What is needed — Count the lines in the rows below that contain the string "elements", and reply with only that number.

__________

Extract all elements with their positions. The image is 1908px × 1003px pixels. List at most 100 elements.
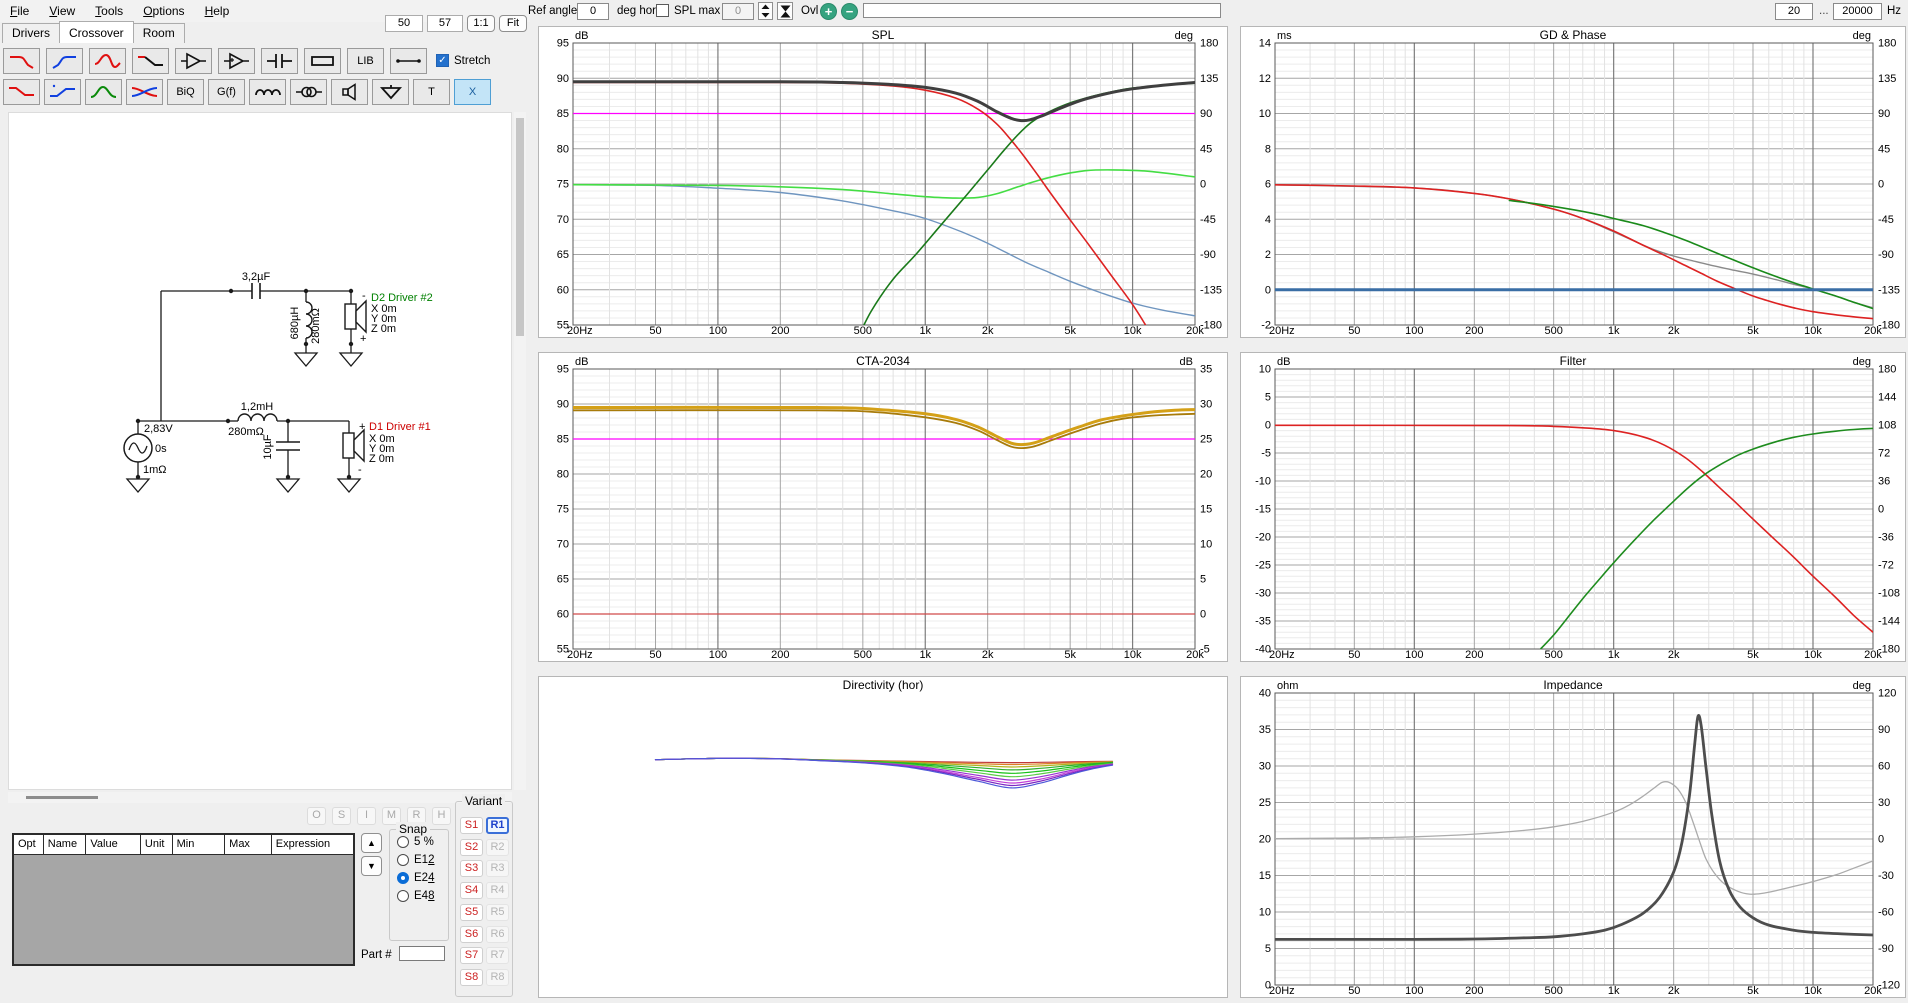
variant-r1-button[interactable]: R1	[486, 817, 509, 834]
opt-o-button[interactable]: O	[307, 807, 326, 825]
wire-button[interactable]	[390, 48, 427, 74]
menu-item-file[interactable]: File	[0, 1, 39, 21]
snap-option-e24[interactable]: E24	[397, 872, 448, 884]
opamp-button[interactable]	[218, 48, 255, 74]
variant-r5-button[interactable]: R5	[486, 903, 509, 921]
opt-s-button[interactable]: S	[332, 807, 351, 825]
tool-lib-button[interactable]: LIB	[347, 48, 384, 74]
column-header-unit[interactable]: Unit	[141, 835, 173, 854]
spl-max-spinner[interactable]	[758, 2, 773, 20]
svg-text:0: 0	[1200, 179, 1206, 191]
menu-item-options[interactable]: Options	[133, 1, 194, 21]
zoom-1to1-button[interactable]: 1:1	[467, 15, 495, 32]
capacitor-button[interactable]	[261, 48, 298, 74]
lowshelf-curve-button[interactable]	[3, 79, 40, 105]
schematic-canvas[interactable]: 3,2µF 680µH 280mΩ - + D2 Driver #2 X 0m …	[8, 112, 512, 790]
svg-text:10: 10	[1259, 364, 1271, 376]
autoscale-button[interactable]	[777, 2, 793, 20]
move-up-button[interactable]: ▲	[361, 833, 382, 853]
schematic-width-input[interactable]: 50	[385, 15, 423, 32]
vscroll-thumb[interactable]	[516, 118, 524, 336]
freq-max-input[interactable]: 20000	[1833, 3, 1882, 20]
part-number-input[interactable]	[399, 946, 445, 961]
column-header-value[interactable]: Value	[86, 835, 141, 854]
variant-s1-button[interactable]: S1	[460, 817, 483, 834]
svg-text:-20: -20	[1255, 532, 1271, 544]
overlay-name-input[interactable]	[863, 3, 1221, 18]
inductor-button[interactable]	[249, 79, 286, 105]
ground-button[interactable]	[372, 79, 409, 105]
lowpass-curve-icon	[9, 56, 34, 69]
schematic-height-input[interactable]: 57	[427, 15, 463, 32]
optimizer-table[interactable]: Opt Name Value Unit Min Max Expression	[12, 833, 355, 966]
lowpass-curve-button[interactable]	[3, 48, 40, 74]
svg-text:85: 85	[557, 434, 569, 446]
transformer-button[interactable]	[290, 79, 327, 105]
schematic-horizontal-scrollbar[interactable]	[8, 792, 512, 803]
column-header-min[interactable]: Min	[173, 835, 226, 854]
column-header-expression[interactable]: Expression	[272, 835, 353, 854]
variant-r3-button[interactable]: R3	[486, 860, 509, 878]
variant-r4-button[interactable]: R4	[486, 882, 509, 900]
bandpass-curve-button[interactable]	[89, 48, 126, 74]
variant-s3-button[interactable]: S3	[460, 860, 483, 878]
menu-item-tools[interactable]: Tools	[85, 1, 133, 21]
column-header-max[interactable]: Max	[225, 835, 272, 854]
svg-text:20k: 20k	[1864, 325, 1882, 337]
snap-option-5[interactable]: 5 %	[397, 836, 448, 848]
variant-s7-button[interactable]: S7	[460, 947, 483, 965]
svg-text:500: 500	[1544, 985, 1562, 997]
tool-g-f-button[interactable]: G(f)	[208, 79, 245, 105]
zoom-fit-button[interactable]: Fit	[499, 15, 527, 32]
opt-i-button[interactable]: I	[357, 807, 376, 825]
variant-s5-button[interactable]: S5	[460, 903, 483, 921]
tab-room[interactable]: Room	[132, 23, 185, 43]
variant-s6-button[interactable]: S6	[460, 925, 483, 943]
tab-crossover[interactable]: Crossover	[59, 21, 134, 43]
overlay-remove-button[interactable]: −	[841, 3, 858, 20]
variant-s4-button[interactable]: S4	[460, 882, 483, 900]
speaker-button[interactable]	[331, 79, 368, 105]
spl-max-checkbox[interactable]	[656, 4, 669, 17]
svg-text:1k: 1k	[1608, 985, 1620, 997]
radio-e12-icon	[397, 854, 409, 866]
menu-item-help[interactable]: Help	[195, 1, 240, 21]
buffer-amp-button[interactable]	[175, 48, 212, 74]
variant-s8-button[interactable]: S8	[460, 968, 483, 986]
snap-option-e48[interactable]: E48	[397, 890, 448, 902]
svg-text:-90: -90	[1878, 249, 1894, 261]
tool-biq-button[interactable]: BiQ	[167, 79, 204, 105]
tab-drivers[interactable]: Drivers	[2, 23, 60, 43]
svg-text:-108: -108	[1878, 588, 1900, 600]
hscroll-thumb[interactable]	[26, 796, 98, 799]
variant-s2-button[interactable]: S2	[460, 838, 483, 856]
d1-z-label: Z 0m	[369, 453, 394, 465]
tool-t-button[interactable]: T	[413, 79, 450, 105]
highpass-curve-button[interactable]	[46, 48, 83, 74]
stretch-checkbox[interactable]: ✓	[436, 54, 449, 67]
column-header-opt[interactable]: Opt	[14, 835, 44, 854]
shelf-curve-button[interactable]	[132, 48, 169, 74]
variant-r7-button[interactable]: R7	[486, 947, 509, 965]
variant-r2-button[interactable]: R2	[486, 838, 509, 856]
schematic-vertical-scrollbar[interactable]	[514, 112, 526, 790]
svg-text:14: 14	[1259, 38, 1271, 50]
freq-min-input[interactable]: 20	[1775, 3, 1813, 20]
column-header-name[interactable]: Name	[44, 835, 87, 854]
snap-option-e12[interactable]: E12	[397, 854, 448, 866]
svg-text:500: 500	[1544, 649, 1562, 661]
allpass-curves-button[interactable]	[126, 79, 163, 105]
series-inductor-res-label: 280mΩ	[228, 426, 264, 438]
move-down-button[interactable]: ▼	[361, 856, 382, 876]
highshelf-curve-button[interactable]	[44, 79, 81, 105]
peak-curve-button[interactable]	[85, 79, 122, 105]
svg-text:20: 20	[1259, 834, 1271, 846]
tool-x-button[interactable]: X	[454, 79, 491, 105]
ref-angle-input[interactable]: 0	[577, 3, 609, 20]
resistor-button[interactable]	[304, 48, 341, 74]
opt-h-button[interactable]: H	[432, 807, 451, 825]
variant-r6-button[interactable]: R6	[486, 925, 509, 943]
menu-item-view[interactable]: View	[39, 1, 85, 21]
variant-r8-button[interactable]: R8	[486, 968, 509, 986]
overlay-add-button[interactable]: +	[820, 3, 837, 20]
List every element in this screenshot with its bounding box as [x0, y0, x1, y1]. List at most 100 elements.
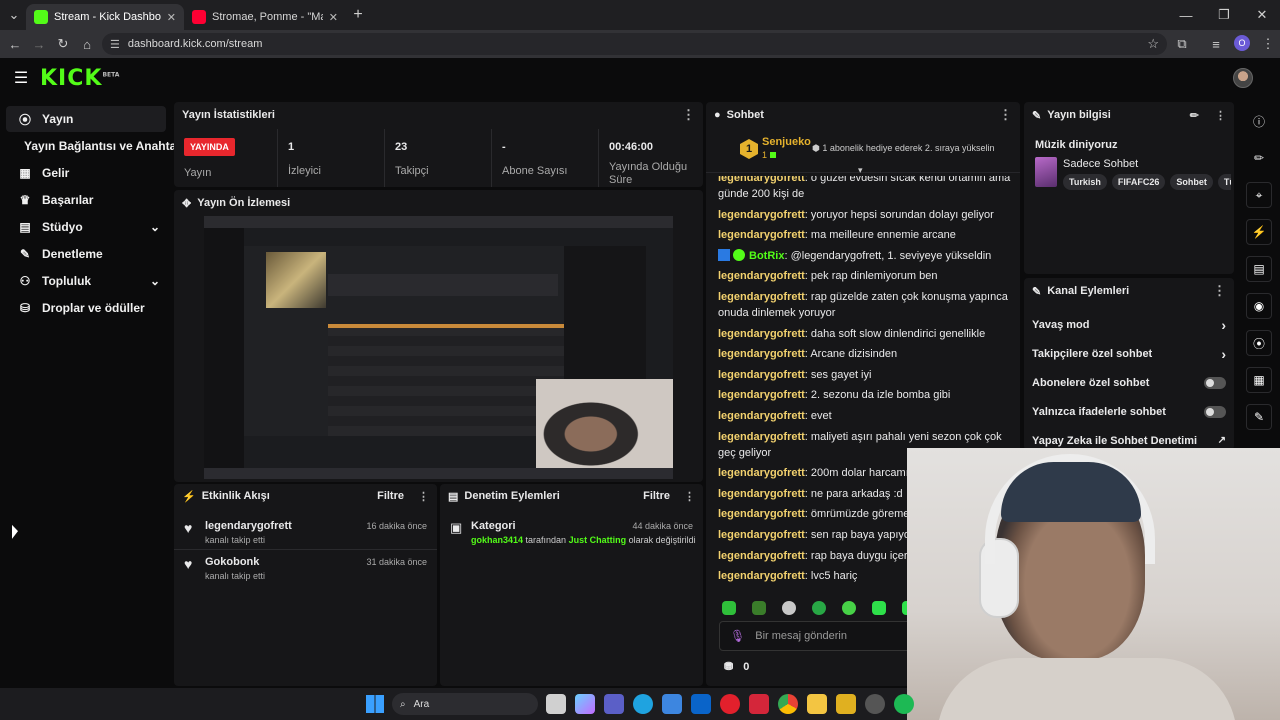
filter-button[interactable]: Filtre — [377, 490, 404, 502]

__________

Correct answer — 2